= DO THIS =
Reproduce the records below exactly as they appear, omitting any pictures they contain.
** START DATA FOR PROCESSING **
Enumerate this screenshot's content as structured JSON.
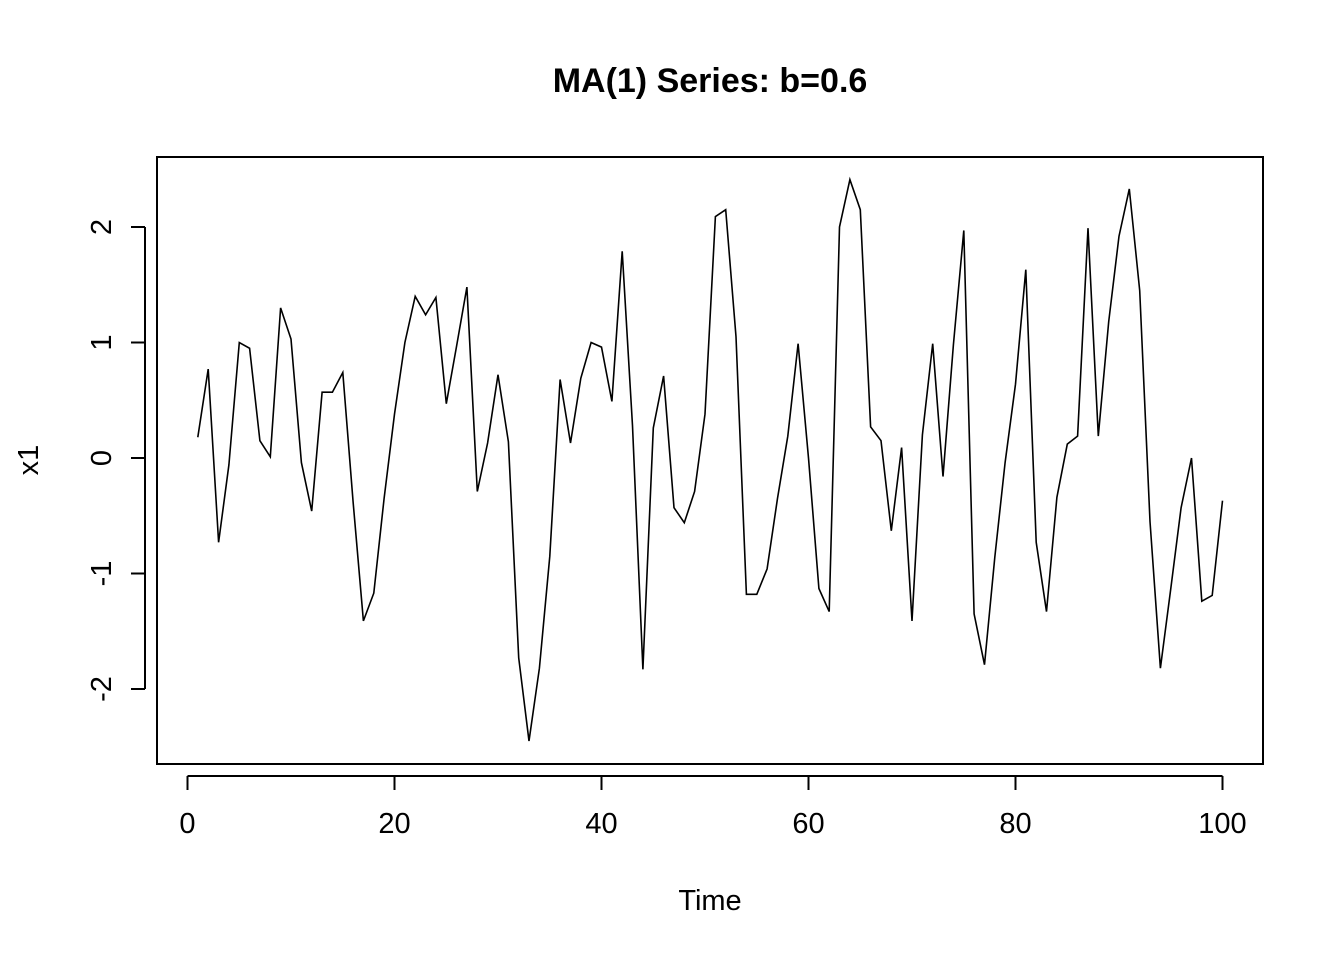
{
  "chart_data": {
    "type": "line",
    "title": "MA(1) Series: b=0.6",
    "xlabel": "Time",
    "ylabel": "x1",
    "xlim": [
      1,
      100
    ],
    "ylim": [
      -2.6,
      2.5
    ],
    "x_ticks": [
      0,
      20,
      40,
      60,
      80,
      100
    ],
    "y_ticks": [
      -2,
      -1,
      0,
      1,
      2
    ],
    "grid": false,
    "line_color": "#000000",
    "series": [
      {
        "x": [
          1,
          2,
          3,
          4,
          5,
          6,
          7,
          8,
          9,
          10,
          11,
          12,
          13,
          14,
          15,
          16,
          17,
          18,
          19,
          20,
          21,
          22,
          23,
          24,
          25,
          26,
          27,
          28,
          29,
          30,
          31,
          32,
          33,
          34,
          35,
          36,
          37,
          38,
          39,
          40,
          41,
          42,
          43,
          44,
          45,
          46,
          47,
          48,
          49,
          50,
          51,
          52,
          53,
          54,
          55,
          56,
          57,
          58,
          59,
          60,
          61,
          62,
          63,
          64,
          65,
          66,
          67,
          68,
          69,
          70,
          71,
          72,
          73,
          74,
          75,
          76,
          77,
          78,
          79,
          80,
          81,
          82,
          83,
          84,
          85,
          86,
          87,
          88,
          89,
          90,
          91,
          92,
          93,
          94,
          95,
          96,
          97,
          98,
          99,
          100
        ],
        "values": [
          0.18,
          0.77,
          -0.73,
          -0.06,
          1.0,
          0.95,
          0.15,
          0.01,
          1.3,
          1.03,
          -0.04,
          -0.46,
          0.57,
          0.57,
          0.74,
          -0.38,
          -1.41,
          -1.17,
          -0.35,
          0.38,
          1.0,
          1.4,
          1.24,
          1.39,
          0.47,
          0.97,
          1.48,
          -0.29,
          0.13,
          0.72,
          0.14,
          -1.73,
          -2.45,
          -1.82,
          -0.85,
          0.68,
          0.13,
          0.69,
          1.0,
          0.96,
          0.49,
          1.79,
          0.28,
          -1.83,
          0.26,
          0.71,
          -0.43,
          -0.56,
          -0.29,
          0.38,
          2.09,
          2.15,
          1.05,
          -1.18,
          -1.18,
          -0.96,
          -0.35,
          0.19,
          0.99,
          0.0,
          -1.13,
          -1.33,
          2.0,
          2.41,
          2.15,
          0.27,
          0.15,
          -0.63,
          0.09,
          -1.41,
          0.2,
          0.99,
          -0.16,
          0.98,
          1.97,
          -1.35,
          -1.79,
          -0.86,
          -0.04,
          0.64,
          1.63,
          -0.73,
          -1.33,
          -0.34,
          0.12,
          0.19,
          1.99,
          0.19,
          1.18,
          1.92,
          2.33,
          1.45,
          -0.55,
          -1.82,
          -1.13,
          -0.43,
          0.0,
          -1.24,
          -1.19,
          -0.37
        ]
      }
    ]
  }
}
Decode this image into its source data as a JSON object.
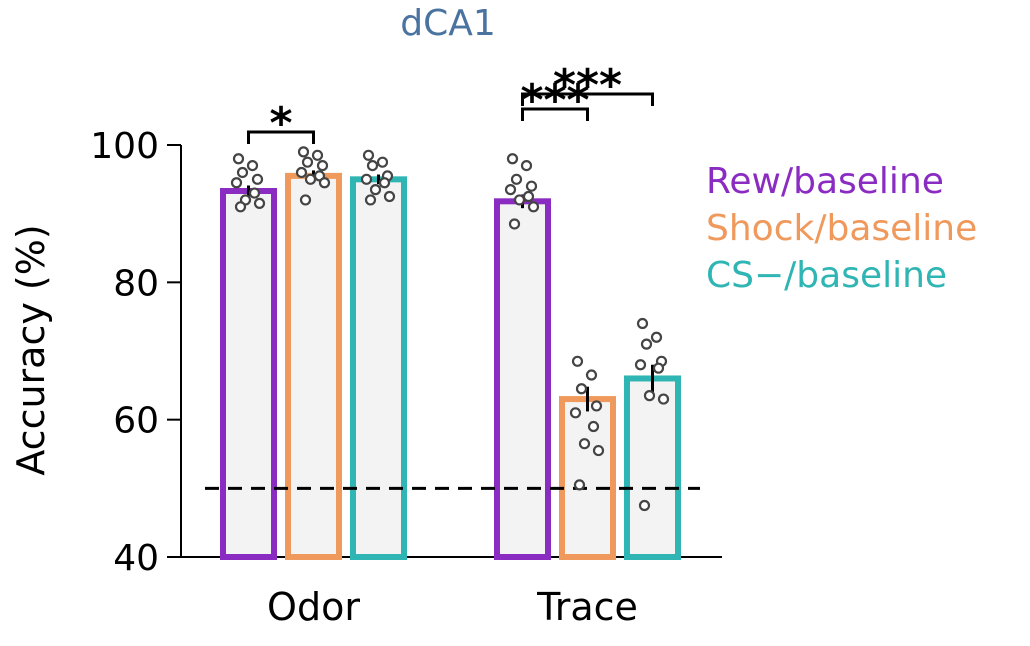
{
  "chart_data": {
    "type": "bar",
    "title": "dCA1",
    "title_color": "#4a73a0",
    "ylabel": "Accuracy (%)",
    "ylim": [
      40,
      100
    ],
    "yticks": [
      "40",
      "60",
      "80",
      "100"
    ],
    "categories": [
      "Odor",
      "Trace"
    ],
    "chance_level": 50,
    "legend_position": "right",
    "series": [
      {
        "name": "Rew/baseline",
        "color": "#8a2bc2",
        "values": [
          93.3,
          91.8
        ],
        "sem": [
          0.8,
          1.0
        ],
        "points": [
          [
            98.0,
            97.0,
            96.0,
            95.0,
            94.5,
            93.0,
            92.0,
            91.5,
            91.0
          ],
          [
            98.0,
            97.0,
            95.0,
            94.0,
            93.5,
            92.5,
            92.0,
            91.0,
            88.5
          ]
        ]
      },
      {
        "name": "Shock/baseline",
        "color": "#f0995c",
        "values": [
          95.5,
          63.0
        ],
        "sem": [
          0.8,
          1.8
        ],
        "points": [
          [
            99.0,
            98.5,
            97.5,
            97.0,
            96.0,
            95.5,
            95.0,
            94.5,
            92.0
          ],
          [
            68.5,
            66.5,
            64.5,
            62.0,
            61.0,
            59.0,
            56.5,
            55.5,
            50.5
          ]
        ]
      },
      {
        "name": "CS−/baseline",
        "color": "#2fb5b3",
        "values": [
          95.0,
          66.0
        ],
        "sem": [
          0.7,
          2.0
        ],
        "points": [
          [
            98.5,
            97.5,
            97.0,
            95.5,
            95.0,
            94.5,
            93.5,
            92.5,
            92.0
          ],
          [
            74.0,
            72.0,
            71.0,
            68.5,
            68.0,
            67.5,
            63.5,
            63.0,
            47.5
          ]
        ]
      }
    ],
    "significance": [
      {
        "category": 0,
        "from_series": 0,
        "to_series": 1,
        "label": "*"
      },
      {
        "category": 1,
        "from_series": 0,
        "to_series": 1,
        "label": "***"
      },
      {
        "category": 1,
        "from_series": 0,
        "to_series": 2,
        "label": "***"
      }
    ]
  }
}
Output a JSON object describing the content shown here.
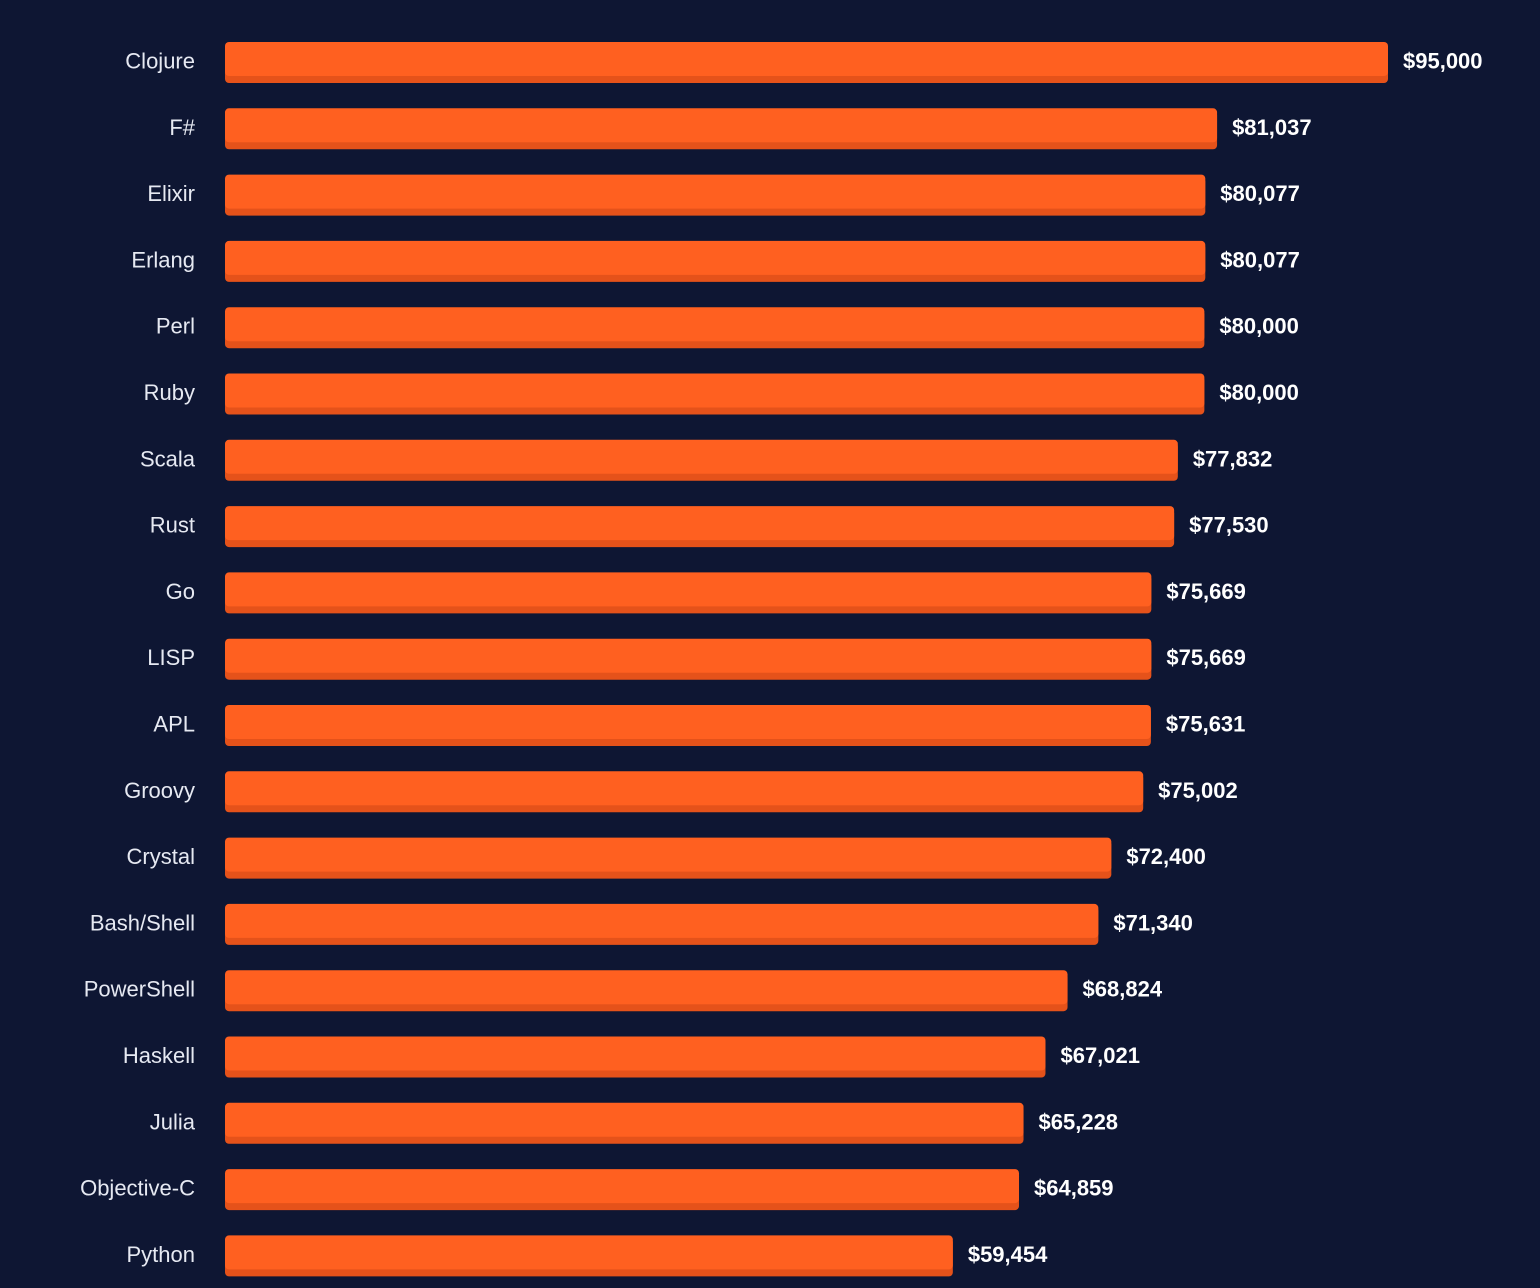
{
  "chart_data": {
    "type": "bar",
    "orientation": "horizontal",
    "categories": [
      "Clojure",
      "F#",
      "Elixir",
      "Erlang",
      "Perl",
      "Ruby",
      "Scala",
      "Rust",
      "Go",
      "LISP",
      "APL",
      "Groovy",
      "Crystal",
      "Bash/Shell",
      "PowerShell",
      "Haskell",
      "Julia",
      "Objective-C",
      "Python"
    ],
    "values": [
      95000,
      81037,
      80077,
      80077,
      80000,
      80000,
      77832,
      77530,
      75669,
      75669,
      75631,
      75002,
      72400,
      71340,
      68824,
      67021,
      65228,
      64859,
      59454
    ],
    "value_labels": [
      "$95,000",
      "$81,037",
      "$80,077",
      "$80,077",
      "$80,000",
      "$80,000",
      "$77,832",
      "$77,530",
      "$75,669",
      "$75,669",
      "$75,631",
      "$75,002",
      "$72,400",
      "$71,340",
      "$68,824",
      "$67,021",
      "$65,228",
      "$64,859",
      "$59,454"
    ],
    "xlim": [
      0,
      95000
    ],
    "grid": false,
    "legend": false
  },
  "colors": {
    "background": "#0e1633",
    "bar": "#ff6020",
    "bar_shadow": "#e5521a",
    "label": "#e6e9f2",
    "value": "#ffffff"
  }
}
** END DATA FOR PROCESSING **
= REPLY TO THE TASK =
Enumerate this screenshot's content as structured JSON.
{
  "chart_data": {
    "type": "line",
    "title": "MA(1) Series: b=0.6",
    "xlabel": "Time",
    "ylabel": "x1",
    "xlim": [
      1,
      100
    ],
    "ylim": [
      -2.6,
      2.5
    ],
    "x_ticks": [
      0,
      20,
      40,
      60,
      80,
      100
    ],
    "y_ticks": [
      -2,
      -1,
      0,
      1,
      2
    ],
    "grid": false,
    "line_color": "#000000",
    "series": [
      {
        "x": [
          1,
          2,
          3,
          4,
          5,
          6,
          7,
          8,
          9,
          10,
          11,
          12,
          13,
          14,
          15,
          16,
          17,
          18,
          19,
          20,
          21,
          22,
          23,
          24,
          25,
          26,
          27,
          28,
          29,
          30,
          31,
          32,
          33,
          34,
          35,
          36,
          37,
          38,
          39,
          40,
          41,
          42,
          43,
          44,
          45,
          46,
          47,
          48,
          49,
          50,
          51,
          52,
          53,
          54,
          55,
          56,
          57,
          58,
          59,
          60,
          61,
          62,
          63,
          64,
          65,
          66,
          67,
          68,
          69,
          70,
          71,
          72,
          73,
          74,
          75,
          76,
          77,
          78,
          79,
          80,
          81,
          82,
          83,
          84,
          85,
          86,
          87,
          88,
          89,
          90,
          91,
          92,
          93,
          94,
          95,
          96,
          97,
          98,
          99,
          100
        ],
        "values": [
          0.18,
          0.77,
          -0.73,
          -0.06,
          1.0,
          0.95,
          0.15,
          0.01,
          1.3,
          1.03,
          -0.04,
          -0.46,
          0.57,
          0.57,
          0.74,
          -0.38,
          -1.41,
          -1.17,
          -0.35,
          0.38,
          1.0,
          1.4,
          1.24,
          1.39,
          0.47,
          0.97,
          1.48,
          -0.29,
          0.13,
          0.72,
          0.14,
          -1.73,
          -2.45,
          -1.82,
          -0.85,
          0.68,
          0.13,
          0.69,
          1.0,
          0.96,
          0.49,
          1.79,
          0.28,
          -1.83,
          0.26,
          0.71,
          -0.43,
          -0.56,
          -0.29,
          0.38,
          2.09,
          2.15,
          1.05,
          -1.18,
          -1.18,
          -0.96,
          -0.35,
          0.19,
          0.99,
          0.0,
          -1.13,
          -1.33,
          2.0,
          2.41,
          2.15,
          0.27,
          0.15,
          -0.63,
          0.09,
          -1.41,
          0.2,
          0.99,
          -0.16,
          0.98,
          1.97,
          -1.35,
          -1.79,
          -0.86,
          -0.04,
          0.64,
          1.63,
          -0.73,
          -1.33,
          -0.34,
          0.12,
          0.19,
          1.99,
          0.19,
          1.18,
          1.92,
          2.33,
          1.45,
          -0.55,
          -1.82,
          -1.13,
          -0.43,
          0.0,
          -1.24,
          -1.19,
          -0.37
        ]
      }
    ]
  }
}
Decode this image into its source data as a JSON object.
{
  "chart_data": {
    "type": "bar",
    "title": "dCA1",
    "title_color": "#4a73a0",
    "ylabel": "Accuracy (%)",
    "ylim": [
      40,
      100
    ],
    "yticks": [
      "40",
      "60",
      "80",
      "100"
    ],
    "categories": [
      "Odor",
      "Trace"
    ],
    "chance_level": 50,
    "legend_position": "right",
    "series": [
      {
        "name": "Rew/baseline",
        "color": "#8a2bc2",
        "values": [
          93.3,
          91.8
        ],
        "sem": [
          0.8,
          1.0
        ],
        "points": [
          [
            98.0,
            97.0,
            96.0,
            95.0,
            94.5,
            93.0,
            92.0,
            91.5,
            91.0
          ],
          [
            98.0,
            97.0,
            95.0,
            94.0,
            93.5,
            92.5,
            92.0,
            91.0,
            88.5
          ]
        ]
      },
      {
        "name": "Shock/baseline",
        "color": "#f0995c",
        "values": [
          95.5,
          63.0
        ],
        "sem": [
          0.8,
          1.8
        ],
        "points": [
          [
            99.0,
            98.5,
            97.5,
            97.0,
            96.0,
            95.5,
            95.0,
            94.5,
            92.0
          ],
          [
            68.5,
            66.5,
            64.5,
            62.0,
            61.0,
            59.0,
            56.5,
            55.5,
            50.5
          ]
        ]
      },
      {
        "name": "CS−/baseline",
        "color": "#2fb5b3",
        "values": [
          95.0,
          66.0
        ],
        "sem": [
          0.7,
          2.0
        ],
        "points": [
          [
            98.5,
            97.5,
            97.0,
            95.5,
            95.0,
            94.5,
            93.5,
            92.5,
            92.0
          ],
          [
            74.0,
            72.0,
            71.0,
            68.5,
            68.0,
            67.5,
            63.5,
            63.0,
            47.5
          ]
        ]
      }
    ],
    "significance": [
      {
        "category": 0,
        "from_series": 0,
        "to_series": 1,
        "label": "*"
      },
      {
        "category": 1,
        "from_series": 0,
        "to_series": 1,
        "label": "***"
      },
      {
        "category": 1,
        "from_series": 0,
        "to_series": 2,
        "label": "***"
      }
    ]
  }
}
Output a JSON object describing the content shown here.
{
  "chart_data": {
    "type": "bar",
    "orientation": "horizontal",
    "categories": [
      "Clojure",
      "F#",
      "Elixir",
      "Erlang",
      "Perl",
      "Ruby",
      "Scala",
      "Rust",
      "Go",
      "LISP",
      "APL",
      "Groovy",
      "Crystal",
      "Bash/Shell",
      "PowerShell",
      "Haskell",
      "Julia",
      "Objective-C",
      "Python"
    ],
    "values": [
      95000,
      81037,
      80077,
      80077,
      80000,
      80000,
      77832,
      77530,
      75669,
      75669,
      75631,
      75002,
      72400,
      71340,
      68824,
      67021,
      65228,
      64859,
      59454
    ],
    "value_labels": [
      "$95,000",
      "$81,037",
      "$80,077",
      "$80,077",
      "$80,000",
      "$80,000",
      "$77,832",
      "$77,530",
      "$75,669",
      "$75,669",
      "$75,631",
      "$75,002",
      "$72,400",
      "$71,340",
      "$68,824",
      "$67,021",
      "$65,228",
      "$64,859",
      "$59,454"
    ],
    "xlim": [
      0,
      95000
    ],
    "grid": false,
    "legend": false
  },
  "colors": {
    "background": "#0e1633",
    "bar": "#ff6020",
    "bar_shadow": "#e5521a",
    "label": "#e6e9f2",
    "value": "#ffffff"
  }
}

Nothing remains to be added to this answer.